> _REQUIREMENT_:
Write the records out again, keeping each line exactly as it is.

> _STORED RECORDS_:
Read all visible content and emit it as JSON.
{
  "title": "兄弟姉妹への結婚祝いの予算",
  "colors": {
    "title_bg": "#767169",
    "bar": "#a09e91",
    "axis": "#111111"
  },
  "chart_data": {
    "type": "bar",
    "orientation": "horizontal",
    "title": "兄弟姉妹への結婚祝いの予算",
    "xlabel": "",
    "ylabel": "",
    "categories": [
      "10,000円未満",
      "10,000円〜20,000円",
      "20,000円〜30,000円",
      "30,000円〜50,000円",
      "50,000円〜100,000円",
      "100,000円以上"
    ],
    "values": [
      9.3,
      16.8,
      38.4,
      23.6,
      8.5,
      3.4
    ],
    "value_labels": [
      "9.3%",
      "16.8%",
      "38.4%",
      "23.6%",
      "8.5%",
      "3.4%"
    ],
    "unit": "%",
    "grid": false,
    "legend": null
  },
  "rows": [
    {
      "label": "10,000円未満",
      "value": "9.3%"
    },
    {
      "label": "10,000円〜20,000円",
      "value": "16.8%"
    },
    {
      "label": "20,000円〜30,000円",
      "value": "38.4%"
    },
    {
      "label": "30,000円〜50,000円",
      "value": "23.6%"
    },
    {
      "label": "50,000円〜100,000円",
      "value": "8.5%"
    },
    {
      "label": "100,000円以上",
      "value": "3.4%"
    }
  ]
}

> _TASK OUTPUT_:
Read all visible content and emit it as JSON.
{
  "title": "兄弟姉妹への結婚祝いの予算",
  "colors": {
    "title_bg": "#767169",
    "bar": "#a09e91",
    "axis": "#111111"
  },
  "chart_data": {
    "type": "bar",
    "orientation": "horizontal",
    "title": "兄弟姉妹への結婚祝いの予算",
    "xlabel": "",
    "ylabel": "",
    "categories": [
      "10,000円未満",
      "10,000円〜20,000円",
      "20,000円〜30,000円",
      "30,000円〜50,000円",
      "50,000円〜100,000円",
      "100,000円以上"
    ],
    "values": [
      9.3,
      16.8,
      38.4,
      23.6,
      8.5,
      3.4
    ],
    "value_labels": [
      "9.3%",
      "16.8%",
      "38.4%",
      "23.6%",
      "8.5%",
      "3.4%"
    ],
    "unit": "%",
    "grid": false,
    "legend": null
  },
  "rows": [
    {
      "label": "10,000円未満",
      "value": "9.3%"
    },
    {
      "label": "10,000円〜20,000円",
      "value": "16.8%"
    },
    {
      "label": "20,000円〜30,000円",
      "value": "38.4%"
    },
    {
      "label": "30,000円〜50,000円",
      "value": "23.6%"
    },
    {
      "label": "50,000円〜100,000円",
      "value": "8.5%"
    },
    {
      "label": "100,000円以上",
      "value": "3.4%"
    }
  ]
}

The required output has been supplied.